## Given exercise
Please determine how many lines of the material include the word "Past", and respond with nothing but that number.

## Working data
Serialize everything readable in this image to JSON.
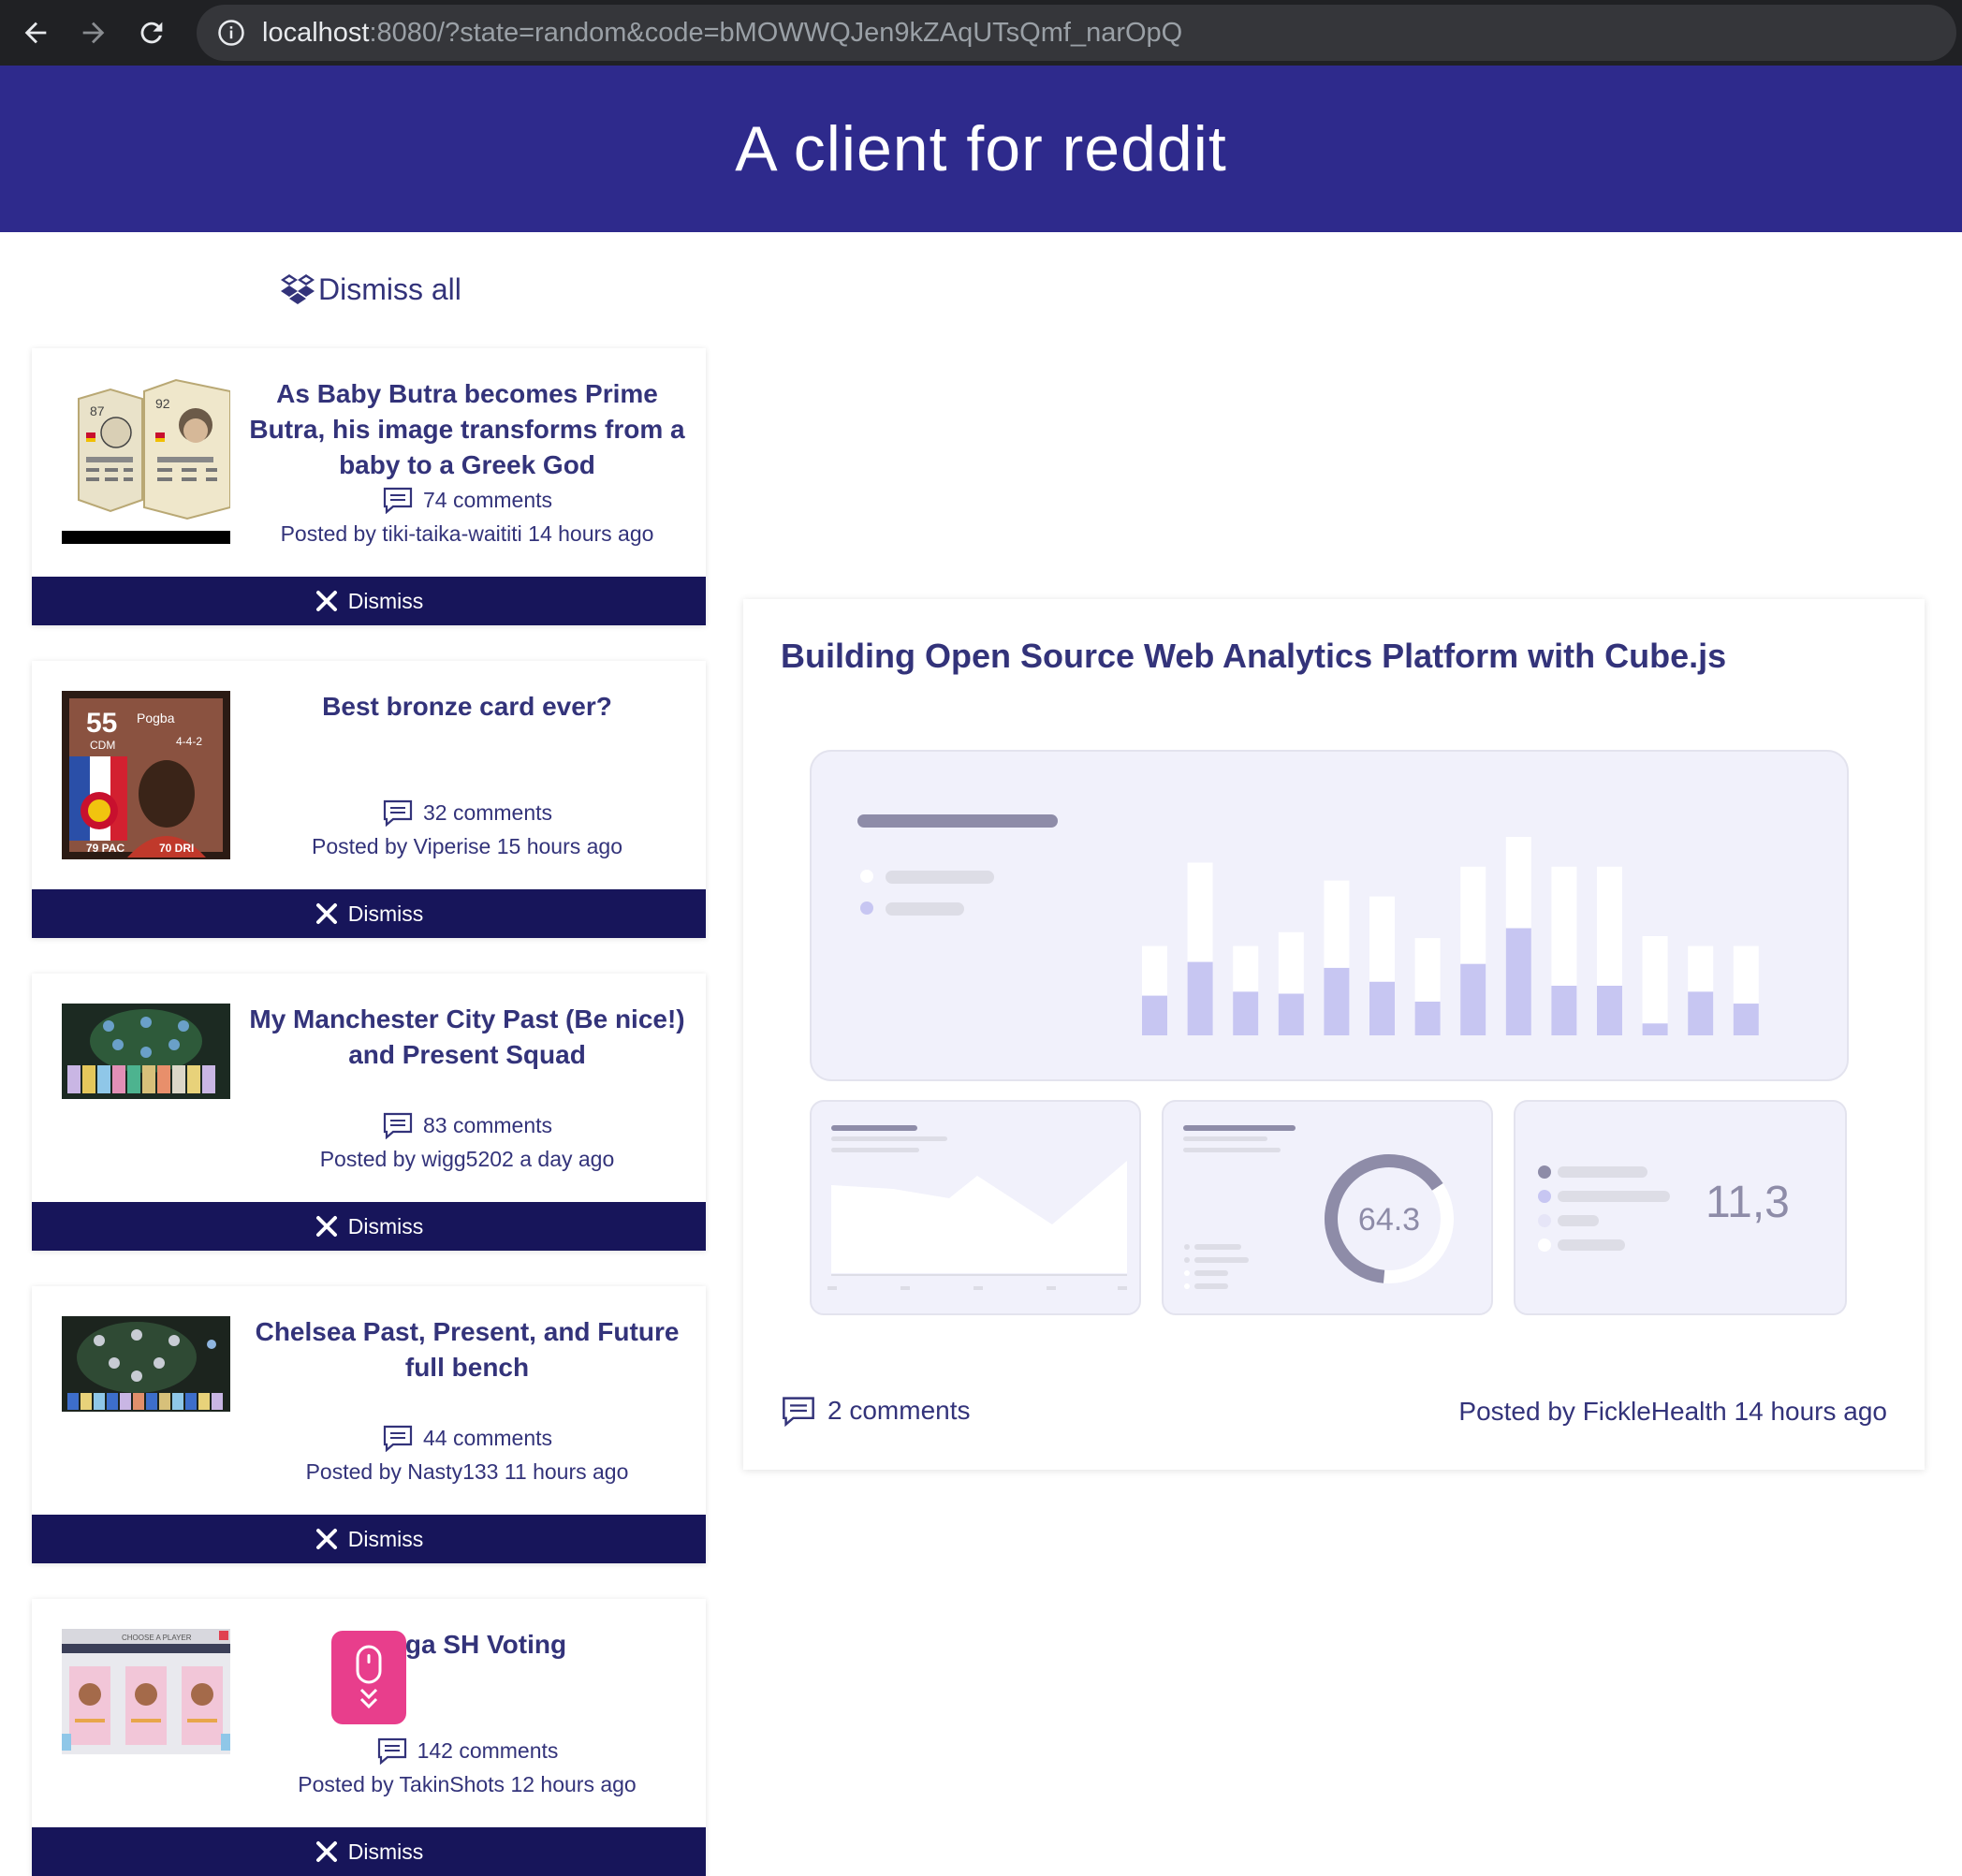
{
  "browser": {
    "url_host": "localhost",
    "url_rest": ":8080/?state=random&code=bMOWWQJen9kZAqUTsQmf_narOpQ"
  },
  "header": {
    "title": "A client for reddit"
  },
  "dismiss_all_label": "Dismiss all",
  "dismiss_label": "Dismiss",
  "posts": [
    {
      "title": "As Baby Butra becomes Prime Butra, his image transforms from a baby to a Greek God",
      "comments": "74 comments",
      "meta": "Posted by tiki-taika-waititi 14 hours ago",
      "thumb_card_left": "87",
      "thumb_card_right": "92"
    },
    {
      "title": "Best bronze card ever?",
      "comments": "32 comments",
      "meta": "Posted by Viperise 15 hours ago",
      "thumb_rating": "55",
      "thumb_name": "Pogba",
      "thumb_pos": "CDM",
      "thumb_formation": "4-4-2",
      "thumb_stat1": "79 PAC",
      "thumb_stat2": "70 DRI"
    },
    {
      "title": "My Manchester City Past (Be nice!) and Present Squad",
      "comments": "83 comments",
      "meta": "Posted by wigg5202 a day ago"
    },
    {
      "title": "Chelsea Past, Present, and Future full bench",
      "comments": "44 comments",
      "meta": "Posted by Nasty133 11 hours ago"
    },
    {
      "title": "ga SH Voting",
      "comments": "142 comments",
      "meta": "Posted by TakinShots 12 hours ago",
      "thumb_header": "CHOOSE A PLAYER"
    }
  ],
  "detail": {
    "title": "Building Open Source Web Analytics Platform with Cube.js",
    "comments": "2 comments",
    "meta": "Posted by FickleHealth 14 hours ago",
    "image": {
      "donut_value": "64.3",
      "kpi_value": "11,3",
      "bars": [
        {
          "total": 0.45,
          "value": 0.2
        },
        {
          "total": 0.87,
          "value": 0.37
        },
        {
          "total": 0.45,
          "value": 0.22
        },
        {
          "total": 0.52,
          "value": 0.21
        },
        {
          "total": 0.78,
          "value": 0.34
        },
        {
          "total": 0.7,
          "value": 0.27
        },
        {
          "total": 0.49,
          "value": 0.17
        },
        {
          "total": 0.85,
          "value": 0.36
        },
        {
          "total": 1.0,
          "value": 0.54
        },
        {
          "total": 0.85,
          "value": 0.25
        },
        {
          "total": 0.85,
          "value": 0.25
        },
        {
          "total": 0.5,
          "value": 0.06
        },
        {
          "total": 0.45,
          "value": 0.22
        },
        {
          "total": 0.45,
          "value": 0.16
        }
      ]
    }
  },
  "colors": {
    "header_bg": "#2e2a8c",
    "dismiss_bg": "#17155a",
    "text": "#33337a",
    "accent_pink": "#e83e8c"
  }
}
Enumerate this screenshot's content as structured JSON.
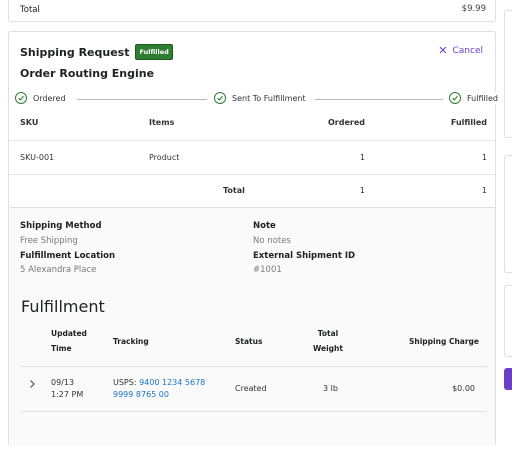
{
  "summary": {
    "total_label": "Total",
    "total_value": "$9.99"
  },
  "shipping_request": {
    "title": "Shipping Request",
    "badge": "Fulfilled",
    "cancel_label": "Cancel",
    "subtitle": "Order Routing Engine",
    "steps": [
      "Ordered",
      "Sent To Fulfillment",
      "Fulfilled"
    ],
    "status_colors": {
      "fulfilled": "#2e7d32",
      "accent": "#6a3ec7",
      "link": "#1a73c8"
    }
  },
  "items_table": {
    "headers": [
      "SKU",
      "Items",
      "Ordered",
      "Fulfilled"
    ],
    "rows": [
      {
        "sku": "SKU-001",
        "item": "Product",
        "ordered": "1",
        "fulfilled": "1"
      }
    ],
    "total": {
      "label": "Total",
      "ordered": "1",
      "fulfilled": "1"
    }
  },
  "details": {
    "shipping_method_label": "Shipping Method",
    "shipping_method": "Free Shipping",
    "note_label": "Note",
    "note": "No notes",
    "fulfillment_location_label": "Fulfillment Location",
    "fulfillment_location": "5 Alexandra Place",
    "external_id_label": "External Shipment ID",
    "external_id": "#1001"
  },
  "fulfillment": {
    "title": "Fulfillment",
    "headers": {
      "updated_time_1": "Updated",
      "updated_time_2": "Time",
      "tracking": "Tracking",
      "status": "Status",
      "total_weight_1": "Total",
      "total_weight_2": "Weight",
      "shipping_charge": "Shipping Charge"
    },
    "rows": [
      {
        "date": "09/13",
        "time": "1:27 PM",
        "carrier": "USPS:",
        "tracking_1": "9400 1234 5678",
        "tracking_2": "9999 8765 00",
        "status": "Created",
        "weight": "3 lb",
        "charge": "$0.00",
        "expand_icon": "chevron-right-icon"
      }
    ]
  }
}
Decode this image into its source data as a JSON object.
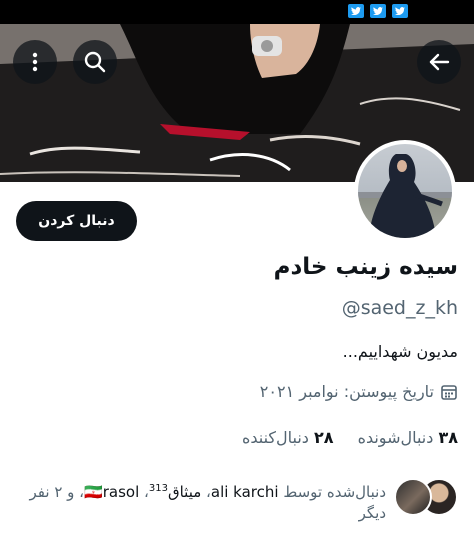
{
  "colors": {
    "accent": "#1d9bf0",
    "text": "#0f1419",
    "secondary": "#536471",
    "button_bg": "#0f1419"
  },
  "toolbar": {
    "back_icon": "arrow-left-icon",
    "search_icon": "search-icon",
    "more_icon": "more-vertical-icon"
  },
  "profile": {
    "follow_label": "دنبال کردن",
    "display_name": "سیده زینب خادم",
    "handle": "@saed_z_kh",
    "bio": "مدیون شهداییم...",
    "joined": "تاریخ پیوستن: نوامبر ۲۰۲۱",
    "following_count": "۲۸",
    "following_label": "دنبال‌کننده",
    "followers_count": "۳۸",
    "followers_label": "دنبال‌شونده"
  },
  "followed_by": {
    "prefix": "دنبال‌شده توسط",
    "name1": "ali karchi",
    "sep1": "،",
    "name2": "میثاق",
    "sup": "313",
    "sep2": "،",
    "name3": "rasol",
    "flag": "🇮🇷",
    "suffix": "، و ۲ نفر دیگر"
  }
}
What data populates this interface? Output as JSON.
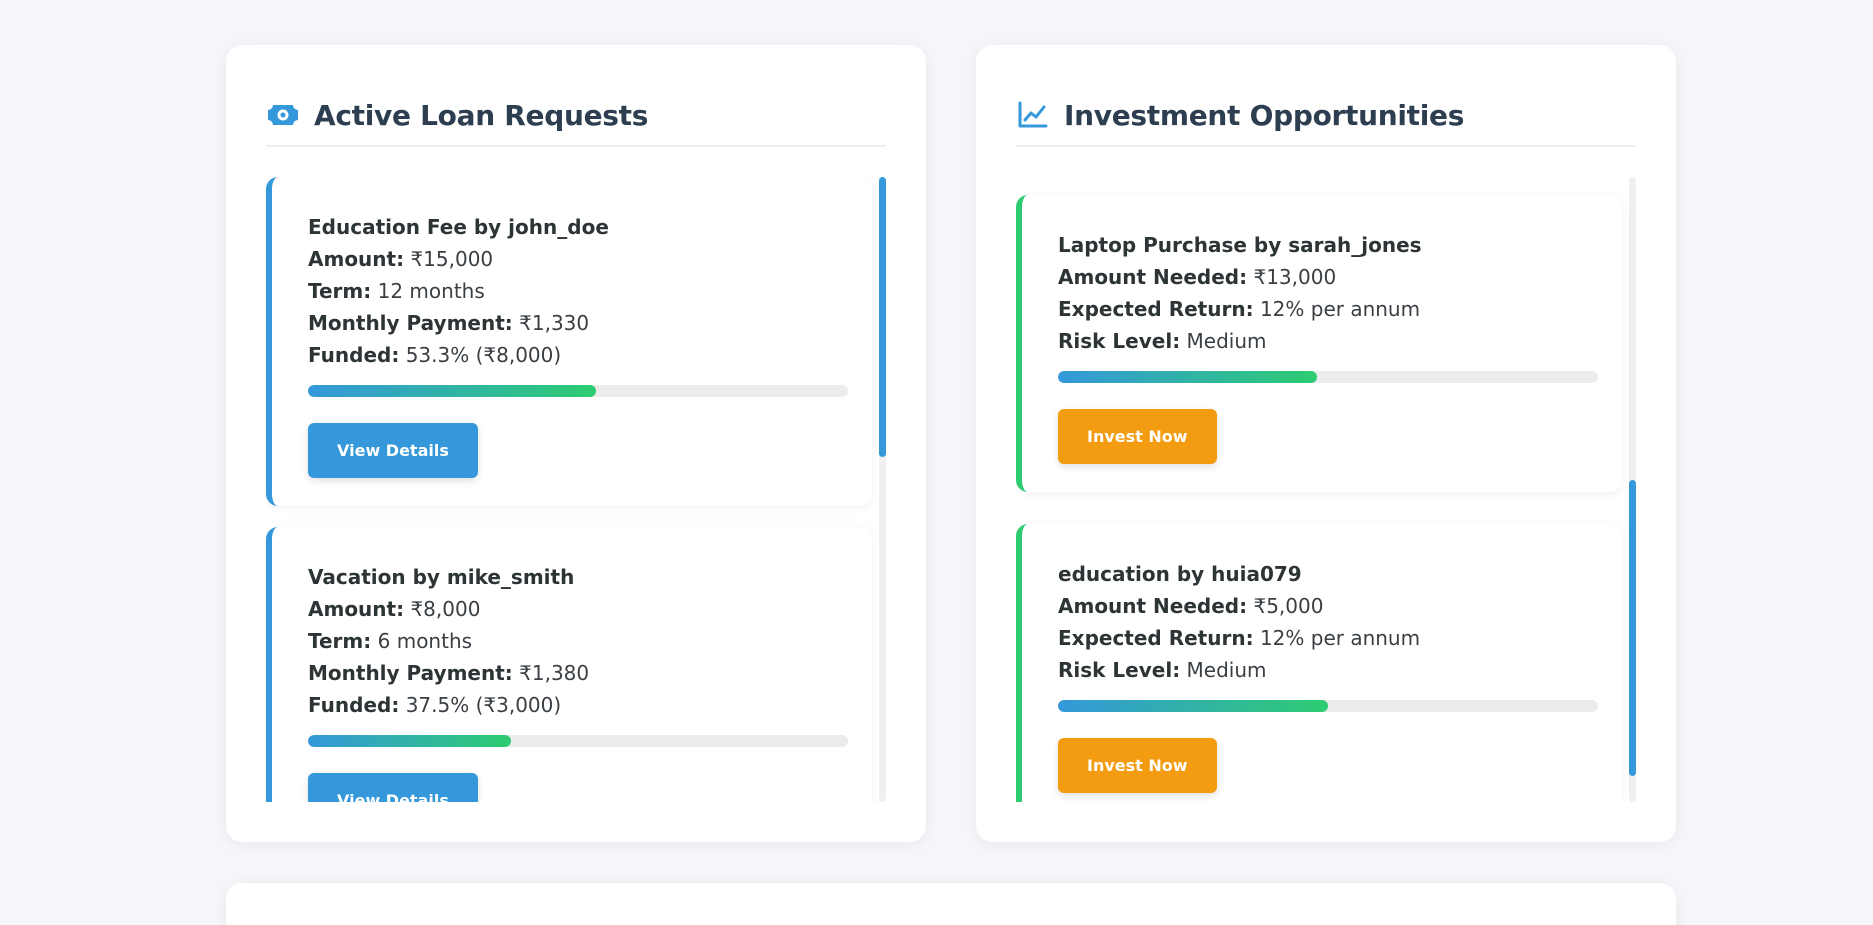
{
  "colors": {
    "primary": "#3498db",
    "success": "#2ecc71",
    "warning": "#f39c12",
    "title": "#2c3e50",
    "background": "#f5f6fa"
  },
  "loan_panel": {
    "title": "Active Loan Requests",
    "icon": "money-bill-icon",
    "cards": [
      {
        "title": "Education Fee by john_doe",
        "amount_label": "Amount:",
        "amount": "₹15,000",
        "term_label": "Term:",
        "term": "12 months",
        "monthly_label": "Monthly Payment:",
        "monthly": "₹1,330",
        "funded_label": "Funded:",
        "funded": "53.3% (₹8,000)",
        "progress_pct": 53.3,
        "button": "View Details"
      },
      {
        "title": "Vacation by mike_smith",
        "amount_label": "Amount:",
        "amount": "₹8,000",
        "term_label": "Term:",
        "term": "6 months",
        "monthly_label": "Monthly Payment:",
        "monthly": "₹1,380",
        "funded_label": "Funded:",
        "funded": "37.5% (₹3,000)",
        "progress_pct": 37.5,
        "button": "View Details"
      }
    ]
  },
  "invest_panel": {
    "title": "Investment Opportunities",
    "icon": "chart-line-icon",
    "cards": [
      {
        "title": "Laptop Purchase by sarah_jones",
        "needed_label": "Amount Needed:",
        "needed": "₹13,000",
        "return_label": "Expected Return:",
        "return": "12% per annum",
        "risk_label": "Risk Level:",
        "risk": "Medium",
        "progress_pct": 48,
        "button": "Invest Now"
      },
      {
        "title": "education by huia079",
        "needed_label": "Amount Needed:",
        "needed": "₹5,000",
        "return_label": "Expected Return:",
        "return": "12% per annum",
        "risk_label": "Risk Level:",
        "risk": "Medium",
        "progress_pct": 50,
        "button": "Invest Now"
      }
    ]
  }
}
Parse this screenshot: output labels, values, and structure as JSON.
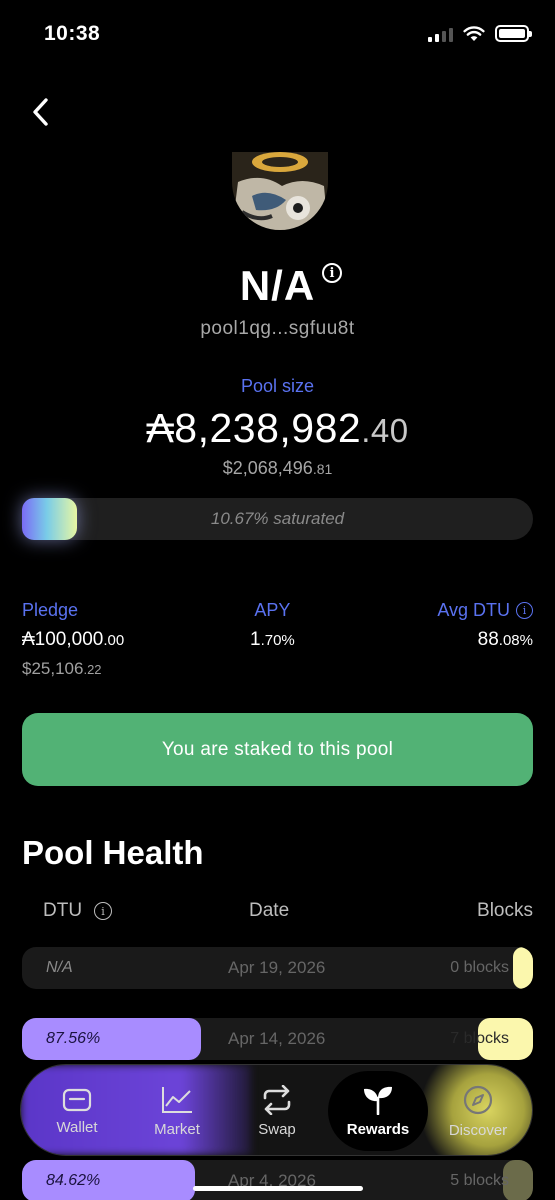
{
  "status_bar": {
    "time": "10:38"
  },
  "pool": {
    "name": "N/A",
    "id": "pool1qg...sgfuu8t",
    "size_label": "Pool size",
    "size_main": "₳8,238,982",
    "size_decimal": ".40",
    "usd_main": "$2,068,496",
    "usd_decimal": ".81",
    "saturation_text": "10.67% saturated",
    "saturation_fraction": 0.1067
  },
  "stats": {
    "pledge": {
      "label": "Pledge",
      "value_main": "₳100,000",
      "value_decimal": ".00",
      "usd_main": "$25,106",
      "usd_decimal": ".22"
    },
    "apy": {
      "label": "APY",
      "value_main": "1",
      "value_decimal": ".70%"
    },
    "avg_dtu": {
      "label": "Avg DTU",
      "value_main": "88",
      "value_decimal": ".08%"
    }
  },
  "staked_button": "You are staked to this pool",
  "health": {
    "title": "Pool Health",
    "columns": {
      "dtu": "DTU",
      "date": "Date",
      "blocks": "Blocks"
    },
    "rows": [
      {
        "dtu": "N/A",
        "date": "Apr 19, 2026",
        "blocks": "0 blocks",
        "dtu_fraction": 0
      },
      {
        "dtu": "87.56%",
        "date": "Apr 14, 2026",
        "blocks": "7 blocks",
        "dtu_fraction": 0.8756
      },
      {
        "dtu": "84.62%",
        "date": "Apr 4, 2026",
        "blocks": "5 blocks",
        "dtu_fraction": 0.8462
      }
    ]
  },
  "tabs": [
    {
      "label": "Wallet",
      "icon": "wallet-icon"
    },
    {
      "label": "Market",
      "icon": "chart-icon"
    },
    {
      "label": "Swap",
      "icon": "swap-icon"
    },
    {
      "label": "Rewards",
      "icon": "sprout-icon",
      "active": true
    },
    {
      "label": "Discover",
      "icon": "compass-icon"
    }
  ],
  "colors": {
    "accent_blue": "#5a72f0",
    "staked_green": "#52b275",
    "dtu_purple": "#a88cff",
    "blocks_yellow": "#fbf7ad"
  }
}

## Written reply
2